### Data entries
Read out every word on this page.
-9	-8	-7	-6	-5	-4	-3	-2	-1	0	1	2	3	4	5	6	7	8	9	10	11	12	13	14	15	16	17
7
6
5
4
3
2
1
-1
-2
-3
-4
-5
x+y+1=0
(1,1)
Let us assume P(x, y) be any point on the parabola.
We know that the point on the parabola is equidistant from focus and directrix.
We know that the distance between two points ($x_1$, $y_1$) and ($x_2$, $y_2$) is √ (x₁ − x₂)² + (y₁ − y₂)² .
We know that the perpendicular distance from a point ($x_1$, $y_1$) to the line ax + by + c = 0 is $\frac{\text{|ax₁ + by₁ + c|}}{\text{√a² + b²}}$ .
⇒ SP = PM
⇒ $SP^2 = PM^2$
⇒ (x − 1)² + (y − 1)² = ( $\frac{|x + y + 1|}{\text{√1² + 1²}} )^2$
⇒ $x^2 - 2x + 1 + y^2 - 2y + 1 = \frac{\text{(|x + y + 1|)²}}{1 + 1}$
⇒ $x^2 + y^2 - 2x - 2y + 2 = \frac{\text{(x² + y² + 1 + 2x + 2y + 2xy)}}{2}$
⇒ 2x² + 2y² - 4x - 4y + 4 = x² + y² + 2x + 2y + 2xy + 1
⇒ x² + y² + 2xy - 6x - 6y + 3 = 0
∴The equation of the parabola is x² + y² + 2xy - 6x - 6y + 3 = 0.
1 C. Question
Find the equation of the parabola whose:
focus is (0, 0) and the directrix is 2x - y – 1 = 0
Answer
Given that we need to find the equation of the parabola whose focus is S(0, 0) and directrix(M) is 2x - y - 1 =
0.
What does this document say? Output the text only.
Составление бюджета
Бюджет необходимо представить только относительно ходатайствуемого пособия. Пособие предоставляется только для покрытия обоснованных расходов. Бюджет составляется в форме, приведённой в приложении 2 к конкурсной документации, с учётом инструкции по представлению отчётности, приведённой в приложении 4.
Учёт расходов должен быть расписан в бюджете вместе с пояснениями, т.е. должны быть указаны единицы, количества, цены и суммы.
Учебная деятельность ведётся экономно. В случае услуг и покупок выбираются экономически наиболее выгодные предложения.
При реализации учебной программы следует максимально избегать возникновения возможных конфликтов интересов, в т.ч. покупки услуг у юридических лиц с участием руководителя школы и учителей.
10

### What you have to do
Identify each line of the material where the word "расходов" shows up, and copy it.

### Result of this task
Бюджет необходимо представить только относительно ходатайствуемого пособия. Пособие предоставляется только для покрытия обоснованных расходов. Бюджет составляется в форме, приведённой в приложении 2 к конкурсной документации, с учётом инструкции по представлению отчётности, приведённой в приложении 4.
Учёт расходов должен быть расписан в бюджете вместе с пояснениями, т.е. должны быть указаны единицы, количества, цены и суммы.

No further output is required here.